---------- MATERIAL FOR THIS TASK ----------

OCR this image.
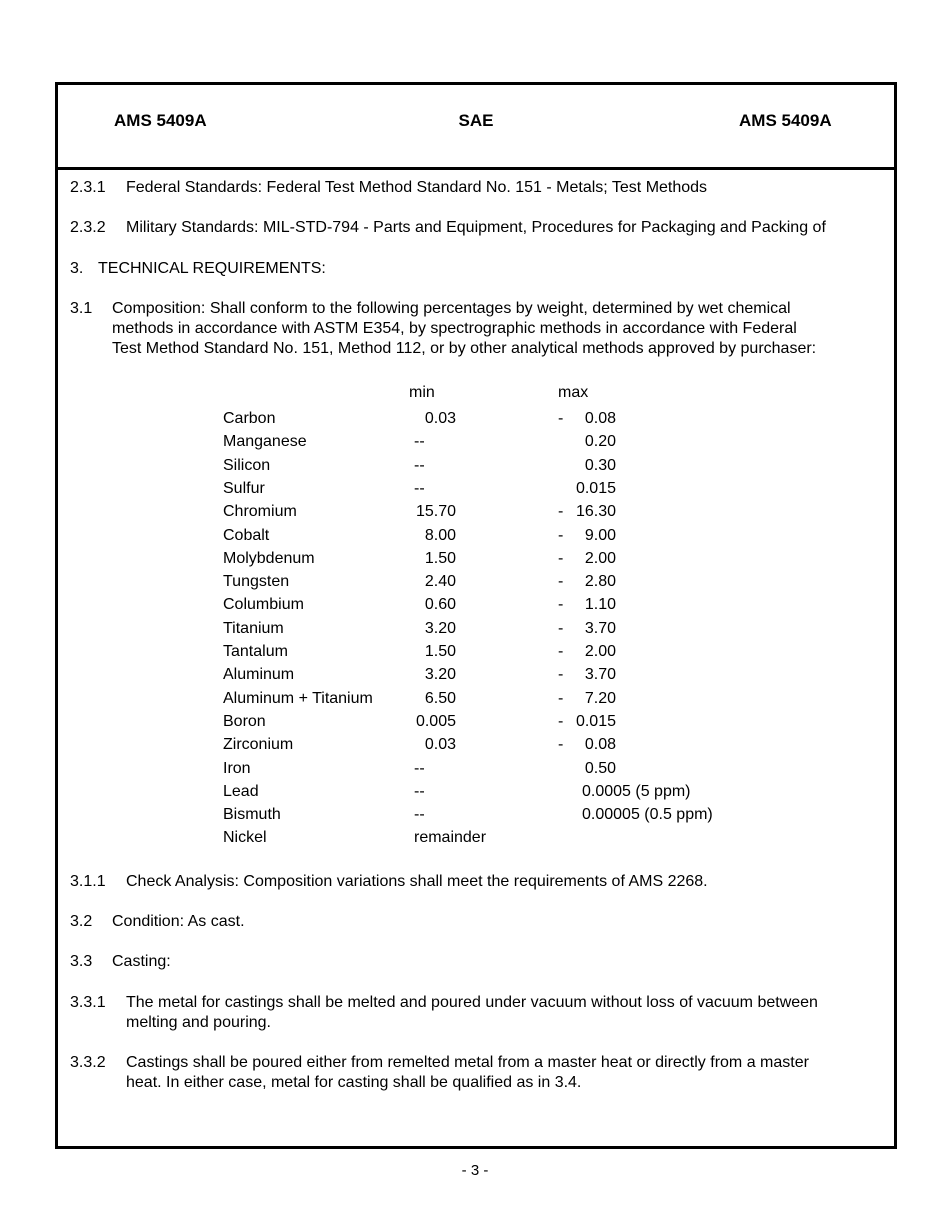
AMS 5409A	SAE	AMS 5409A
2.3.1 Federal Standards: Federal Test Method Standard No. 151 - Metals; Test Methods
2.3.2 Military Standards: MIL-STD-794 - Parts and Equipment, Procedures for Packaging and Packing of
3. TECHNICAL REQUIREMENTS:
3.1 Composition: Shall conform to the following percentages by weight, determined by wet chemical
methods in accordance with ASTM E354, by spectrographic methods in accordance with Federal
Test Method Standard No. 151, Method 112, or by other analytical methods approved by purchaser:
min	max
Carbon	0.03	- 0.08
Manganese	--	0.20
Silicon	--	0.30
Sulfur	--	0.015
Chromium	15.70	- 16.30
Cobalt	8.00	- 9.00
Molybdenum	1.50	- 2.00
Tungsten	2.40	- 2.80
Columbium	0.60	- 1.10
Titanium	3.20	- 3.70
Tantalum	1.50	- 2.00
Aluminum	3.20	- 3.70
Aluminum + Titanium	6.50	- 7.20
Boron	0.005	- 0.015
Zirconium	0.03	- 0.08
Iron	--	0.50
Lead	--	0.0005 (5 ppm)
Bismuth	--	0.00005 (0.5 ppm)
Nickel	remainder
3.1.1 Check Analysis: Composition variations shall meet the requirements of AMS 2268.
3.2 Condition: As cast.
3.3 Casting:
3.3.1 The metal for castings shall be melted and poured under vacuum without loss of vacuum between
melting and pouring.
3.3.2 Castings shall be poured either from remelted metal from a master heat or directly from a master
heat. In either case, metal for casting shall be qualified as in 3.4.
- 3 -
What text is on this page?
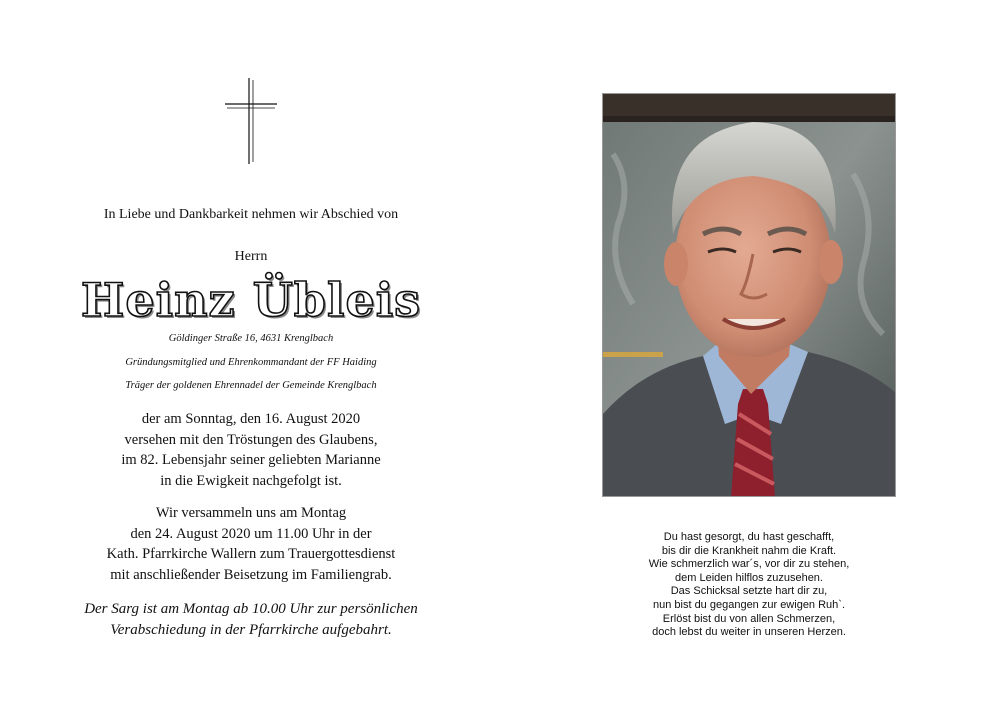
In Liebe und Dankbarkeit nehmen wir Abschied von
Herrn
Heinz Übleis
Göldinger Straße 16, 4631 Krenglbach
Gründungsmitglied und Ehrenkommandant der FF Haiding
Träger der goldenen Ehrennadel der Gemeinde Krenglbach
der am Sonntag, den 16. August 2020
versehen mit den Tröstungen des Glaubens,
im 82. Lebensjahr seiner geliebten Marianne
in die Ewigkeit nachgefolgt ist.
Wir versammeln uns am Montag
den 24. August 2020 um 11.00 Uhr in der
Kath. Pfarrkirche Wallern zum Trauergottesdienst
mit anschließender Beisetzung im Familiengrab.
Der Sarg ist am Montag ab 10.00 Uhr zur persönlichen
Verabschiedung in der Pfarrkirche aufgebahrt.
Du hast gesorgt, du hast geschafft,
bis dir die Krankheit nahm die Kraft.
Wie schmerzlich war´s, vor dir zu stehen,
dem Leiden hilflos zuzusehen.
Das Schicksal setzte hart dir zu,
nun bist du gegangen zur ewigen Ruh`.
Erlöst bist du von allen Schmerzen,
doch lebst du weiter in unseren Herzen.
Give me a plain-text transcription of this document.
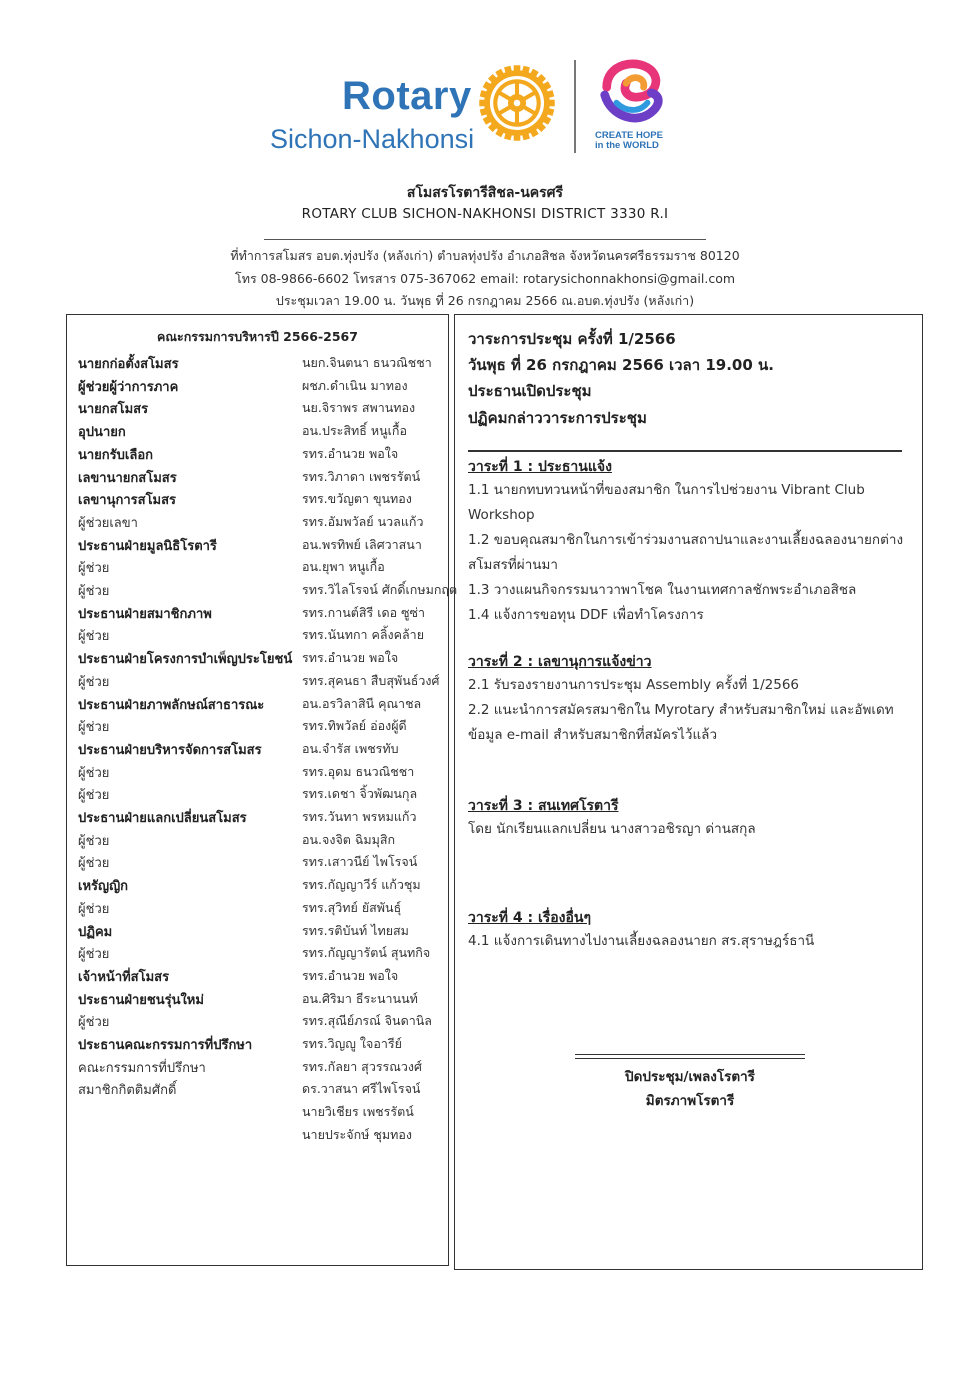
Rotary
Sichon-Nakhonsi	CREATE HOPE
in the WORLD
สโมสรโรตารีสิชล-นครศรี
ROTARY CLUB SICHON-NAKHONSI DISTRICT 3330 R.I
ที่ทำการสโมสร อบต.ทุ่งปรัง (หลังเก่า) ตำบลทุ่งปรัง อำเภอสิชล จังหวัดนครศรีธรรมราช 80120
โทร 08-9866-6602 โทรสาร 075-367062 email: rotarysichonnakhonsi@gmail.com
ประชุมเวลา 19.00 น. วันพุธ ที่ 26 กรกฎาคม 2566 ณ.อบต.ทุ่งปรัง (หลังเก่า)
คณะกรรมการบริหารปี 2566-2567
นายกก่อตั้งสโมสร	นยก.จินตนา ธนวณิชชา
ผู้ช่วยผู้ว่าการภาค	ผชภ.ดำเนิน มาทอง
นายกสโมสร	นย.จิราพร สพานทอง
อุปนายก	อน.ประสิทธิ์ หนูเกื้อ
นายกรับเลือก	รทร.อำนวย พอใจ
เลขานายกสโมสร	รทร.วิภาดา เพชรรัตน์
เลขานุการสโมสร	รทร.ขวัญตา ขุนทอง
ผู้ช่วยเลขา	รทร.อัมพวัลย์ นวลแก้ว
ประธานฝ่ายมูลนิธิโรตารี	อน.พรทิพย์ เลิศวาสนา
ผู้ช่วย	อน.ยุพา หนูเกื้อ
ผู้ช่วย	รทร.วิไลโรจน์ ศักดิ์เกษมกฤต
ประธานฝ่ายสมาชิกภาพ	รทร.กานต์สิรี เดอ ซูซ่า
ผู้ช่วย	รทร.นันทกา คลิ้งคล้าย
ประธานฝ่ายโครงการบำเพ็ญประโยชน์ รทร.อำนวย พอใจ
ผู้ช่วย	รทร.สุคนธา สืบสุพันธ์วงศ์
ประธานฝ่ายภาพลักษณ์สาธารณะ	อน.อรวิลาสินี คุณาชล
ผู้ช่วย	รทร.ทิพวัลย์ อ่องผู้ดี
ประธานฝ่ายบริหารจัดการสโมสร	อน.จำรัส เพชรทับ
ผู้ช่วย	รทร.อุดม ธนวณิชชา
ผู้ช่วย	รทร.เดชา จิ้วพัฒนกุล
ประธานฝ่ายแลกเปลี่ยนสโมสร	รทร.วันทา พรหมแก้ว
ผู้ช่วย	อน.จงจิต ฉิมมุสิก
ผู้ช่วย	รทร.เสาวนีย์ ไพโรจน์
เหรัญญิก	รทร.กัญญาวีร์ แก้วชุม
ผู้ช่วย	รทร.สุวิทย์ ยัสพันธุ์
ปฏิคม	รทร.รติบันท์ ไทยสม
ผู้ช่วย	รทร.กัญญารัตน์ สุนทกิจ
เจ้าหน้าที่สโมสร	รทร.อำนวย พอใจ
ประธานฝ่ายชนรุ่นใหม่	อน.ศิริมา ธีระนานนท์
ผู้ช่วย	รทร.สุณีย์ภรณ์ จินดานิล
ประธานคณะกรรมการที่ปรึกษา	รทร.วิญญู ใจอารีย์
คณะกรรมการที่ปรึกษา	รทร.กัลยา สุวรรณวงศ์
สมาชิกกิตติมศักดิ์	ดร.วาสนา ศรีไพโรจน์
นายวิเชียร เพชรรัตน์
นายประจักษ์ ชุมทอง
วาระการประชุม ครั้งที่ 1/2566
วันพุธ ที่ 26 กรกฎาคม 2566 เวลา 19.00 น.
ประธานเปิดประชุม
ปฏิคมกล่าววาระการประชุม
วาระที่ 1 : ประธานแจ้ง
1.1 นายกทบทวนหน้าที่ของสมาชิก ในการไปช่วยงาน Vibrant Club Workshop
1.2 ขอบคุณสมาชิกในการเข้าร่วมงานสถาปนาและงานเลี้ยงฉลองนายกต่างสโมสรที่ผ่านมา
1.3 วางแผนกิจกรรมนาวาพาโชค ในงานเทศกาลชักพระอำเภอสิชล
1.4 แจ้งการขอทุน DDF เพื่อทำโครงการ
วาระที่ 2 : เลขานุการแจ้งข่าว
2.1 รับรองรายงานการประชุม Assembly ครั้งที่ 1/2566
2.2 แนะนำการสมัครสมาชิกใน Myrotary สำหรับสมาชิกใหม่ และอัพเดทข้อมูล e-mail สำหรับสมาชิกที่สมัครไว้แล้ว
วาระที่ 3 : สนเทศโรตารี
โดย นักเรียนแลกเปลี่ยน นางสาวอชิรญา ด่านสกุล
วาระที่ 4 : เรื่องอื่นๆ
4.1 แจ้งการเดินทางไปงานเลี้ยงฉลองนายก สร.สุราษฎร์ธานี
ปิดประชุม/เพลงโรตารี
มิตรภาพโรตารี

----------

INSTRUCTIONS TO FOLLOW: Without the pictures, retype the whole of the material above exactly.

RESULT FOR THIS EXERCISE:
OCR this image.
AMS 5409A	SAE	AMS 5409A
2.3.1 Federal Standards: Federal Test Method Standard No. 151 - Metals; Test Methods
2.3.2 Military Standards: MIL-STD-794 - Parts and Equipment, Procedures for Packaging and Packing of
3. TECHNICAL REQUIREMENTS:
3.1 Composition: Shall conform to the following percentages by weight, determined by wet chemical
methods in accordance with ASTM E354, by spectrographic methods in accordance with Federal
Test Method Standard No. 151, Method 112, or by other analytical methods approved by purchaser:
min	max
Carbon	0.03	- 0.08
Manganese	--	0.20
Silicon	--	0.30
Sulfur	--	0.015
Chromium	15.70	- 16.30
Cobalt	8.00	- 9.00
Molybdenum	1.50	- 2.00
Tungsten	2.40	- 2.80
Columbium	0.60	- 1.10
Titanium	3.20	- 3.70
Tantalum	1.50	- 2.00
Aluminum	3.20	- 3.70
Aluminum + Titanium	6.50	- 7.20
Boron	0.005	- 0.015
Zirconium	0.03	- 0.08
Iron	--	0.50
Lead	--	0.0005 (5 ppm)
Bismuth	--	0.00005 (0.5 ppm)
Nickel	remainder
3.1.1 Check Analysis: Composition variations shall meet the requirements of AMS 2268.
3.2 Condition: As cast.
3.3 Casting:
3.3.1 The metal for castings shall be melted and poured under vacuum without loss of vacuum between
melting and pouring.
3.3.2 Castings shall be poured either from remelted metal from a master heat or directly from a master
heat. In either case, metal for casting shall be qualified as in 3.4.
- 3 -
What text is on this page?
In Liebe und Dankbarkeit nehmen wir Abschied von
Herrn
Heinz Übleis
Göldinger Straße 16, 4631 Krenglbach
Gründungsmitglied und Ehrenkommandant der FF Haiding
Träger der goldenen Ehrennadel der Gemeinde Krenglbach
der am Sonntag, den 16. August 2020
versehen mit den Tröstungen des Glaubens,
im 82. Lebensjahr seiner geliebten Marianne
in die Ewigkeit nachgefolgt ist.
Wir versammeln uns am Montag
den 24. August 2020 um 11.00 Uhr in der
Kath. Pfarrkirche Wallern zum Trauergottesdienst
mit anschließender Beisetzung im Familiengrab.
Der Sarg ist am Montag ab 10.00 Uhr zur persönlichen
Verabschiedung in der Pfarrkirche aufgebahrt.
Du hast gesorgt, du hast geschafft,
bis dir die Krankheit nahm die Kraft.
Wie schmerzlich war´s, vor dir zu stehen,
dem Leiden hilflos zuzusehen.
Das Schicksal setzte hart dir zu,
nun bist du gegangen zur ewigen Ruh`.
Erlöst bist du von allen Schmerzen,
doch lebst du weiter in unseren Herzen.
Give me a plain-text transcription of this document.
Rotary
Sichon-Nakhonsi	CREATE HOPE
in the WORLD
สโมสรโรตารีสิชล-นครศรี
ROTARY CLUB SICHON-NAKHONSI DISTRICT 3330 R.I
ที่ทำการสโมสร อบต.ทุ่งปรัง (หลังเก่า) ตำบลทุ่งปรัง อำเภอสิชล จังหวัดนครศรีธรรมราช 80120
โทร 08-9866-6602 โทรสาร 075-367062 email: rotarysichonnakhonsi@gmail.com
ประชุมเวลา 19.00 น. วันพุธ ที่ 26 กรกฎาคม 2566 ณ.อบต.ทุ่งปรัง (หลังเก่า)
คณะกรรมการบริหารปี 2566-2567
นายกก่อตั้งสโมสร	นยก.จินตนา ธนวณิชชา
ผู้ช่วยผู้ว่าการภาค	ผชภ.ดำเนิน มาทอง
นายกสโมสร	นย.จิราพร สพานทอง
อุปนายก	อน.ประสิทธิ์ หนูเกื้อ
นายกรับเลือก	รทร.อำนวย พอใจ
เลขานายกสโมสร	รทร.วิภาดา เพชรรัตน์
เลขานุการสโมสร	รทร.ขวัญตา ขุนทอง
ผู้ช่วยเลขา	รทร.อัมพวัลย์ นวลแก้ว
ประธานฝ่ายมูลนิธิโรตารี	อน.พรทิพย์ เลิศวาสนา
ผู้ช่วย	อน.ยุพา หนูเกื้อ
ผู้ช่วย	รทร.วิไลโรจน์ ศักดิ์เกษมกฤต
ประธานฝ่ายสมาชิกภาพ	รทร.กานต์สิรี เดอ ซูซ่า
ผู้ช่วย	รทร.นันทกา คลิ้งคล้าย
ประธานฝ่ายโครงการบำเพ็ญประโยชน์ รทร.อำนวย พอใจ
ผู้ช่วย	รทร.สุคนธา สืบสุพันธ์วงศ์
ประธานฝ่ายภาพลักษณ์สาธารณะ	อน.อรวิลาสินี คุณาชล
ผู้ช่วย	รทร.ทิพวัลย์ อ่องผู้ดี
ประธานฝ่ายบริหารจัดการสโมสร	อน.จำรัส เพชรทับ
ผู้ช่วย	รทร.อุดม ธนวณิชชา
ผู้ช่วย	รทร.เดชา จิ้วพัฒนกุล
ประธานฝ่ายแลกเปลี่ยนสโมสร	รทร.วันทา พรหมแก้ว
ผู้ช่วย	อน.จงจิต ฉิมมุสิก
ผู้ช่วย	รทร.เสาวนีย์ ไพโรจน์
เหรัญญิก	รทร.กัญญาวีร์ แก้วชุม
ผู้ช่วย	รทร.สุวิทย์ ยัสพันธุ์
ปฏิคม	รทร.รติบันท์ ไทยสม
ผู้ช่วย	รทร.กัญญารัตน์ สุนทกิจ
เจ้าหน้าที่สโมสร	รทร.อำนวย พอใจ
ประธานฝ่ายชนรุ่นใหม่	อน.ศิริมา ธีระนานนท์
ผู้ช่วย	รทร.สุณีย์ภรณ์ จินดานิล
ประธานคณะกรรมการที่ปรึกษา	รทร.วิญญู ใจอารีย์
คณะกรรมการที่ปรึกษา	รทร.กัลยา สุวรรณวงศ์
สมาชิกกิตติมศักดิ์	ดร.วาสนา ศรีไพโรจน์
นายวิเชียร เพชรรัตน์
นายประจักษ์ ชุมทอง
วาระการประชุม ครั้งที่ 1/2566
วันพุธ ที่ 26 กรกฎาคม 2566 เวลา 19.00 น.
ประธานเปิดประชุม
ปฏิคมกล่าววาระการประชุม
วาระที่ 1 : ประธานแจ้ง
1.1 นายกทบทวนหน้าที่ของสมาชิก ในการไปช่วยงาน Vibrant Club Workshop
1.2 ขอบคุณสมาชิกในการเข้าร่วมงานสถาปนาและงานเลี้ยงฉลองนายกต่างสโมสรที่ผ่านมา
1.3 วางแผนกิจกรรมนาวาพาโชค ในงานเทศกาลชักพระอำเภอสิชล
1.4 แจ้งการขอทุน DDF เพื่อทำโครงการ
วาระที่ 2 : เลขานุการแจ้งข่าว
2.1 รับรองรายงานการประชุม Assembly ครั้งที่ 1/2566
2.2 แนะนำการสมัครสมาชิกใน Myrotary สำหรับสมาชิกใหม่ และอัพเดทข้อมูล e-mail สำหรับสมาชิกที่สมัครไว้แล้ว
วาระที่ 3 : สนเทศโรตารี
โดย นักเรียนแลกเปลี่ยน นางสาวอชิรญา ด่านสกุล
วาระที่ 4 : เรื่องอื่นๆ
4.1 แจ้งการเดินทางไปงานเลี้ยงฉลองนายก สร.สุราษฎร์ธานี
ปิดประชุม/เพลงโรตารี
มิตรภาพโรตารี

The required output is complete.